Recorded data
>> begin

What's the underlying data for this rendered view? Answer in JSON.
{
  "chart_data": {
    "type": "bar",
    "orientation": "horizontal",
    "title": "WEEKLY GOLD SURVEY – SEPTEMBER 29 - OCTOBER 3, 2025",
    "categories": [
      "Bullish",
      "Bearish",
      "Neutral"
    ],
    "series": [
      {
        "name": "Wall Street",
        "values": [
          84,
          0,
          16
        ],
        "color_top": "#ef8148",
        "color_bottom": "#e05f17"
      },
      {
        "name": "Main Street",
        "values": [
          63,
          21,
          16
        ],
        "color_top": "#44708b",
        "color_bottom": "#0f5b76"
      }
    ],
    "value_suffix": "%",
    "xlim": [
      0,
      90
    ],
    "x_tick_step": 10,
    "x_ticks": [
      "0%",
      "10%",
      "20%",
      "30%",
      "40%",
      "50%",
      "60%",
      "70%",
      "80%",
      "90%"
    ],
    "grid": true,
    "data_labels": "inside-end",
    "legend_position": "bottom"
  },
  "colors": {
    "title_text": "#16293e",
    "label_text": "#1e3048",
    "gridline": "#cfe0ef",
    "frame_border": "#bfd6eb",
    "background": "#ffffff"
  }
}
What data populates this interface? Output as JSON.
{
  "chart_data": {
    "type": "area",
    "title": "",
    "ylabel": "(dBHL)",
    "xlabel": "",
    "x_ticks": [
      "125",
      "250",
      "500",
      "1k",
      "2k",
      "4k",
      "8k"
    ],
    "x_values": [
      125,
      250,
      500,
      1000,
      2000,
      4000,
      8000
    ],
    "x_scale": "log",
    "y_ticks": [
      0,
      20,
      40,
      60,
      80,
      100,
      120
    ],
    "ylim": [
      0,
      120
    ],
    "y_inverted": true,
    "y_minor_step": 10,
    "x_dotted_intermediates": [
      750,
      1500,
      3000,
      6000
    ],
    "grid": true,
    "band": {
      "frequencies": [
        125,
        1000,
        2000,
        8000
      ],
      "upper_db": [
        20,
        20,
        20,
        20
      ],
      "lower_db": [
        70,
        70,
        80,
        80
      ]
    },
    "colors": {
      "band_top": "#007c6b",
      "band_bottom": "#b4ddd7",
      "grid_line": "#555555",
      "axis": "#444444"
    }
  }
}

>> end

*PROBLEM TO SOLVE*
Check each line of the records for the string "What" and state how many lines contain it. Give only the number.

*ANSWER TO THE EXERCISE*
2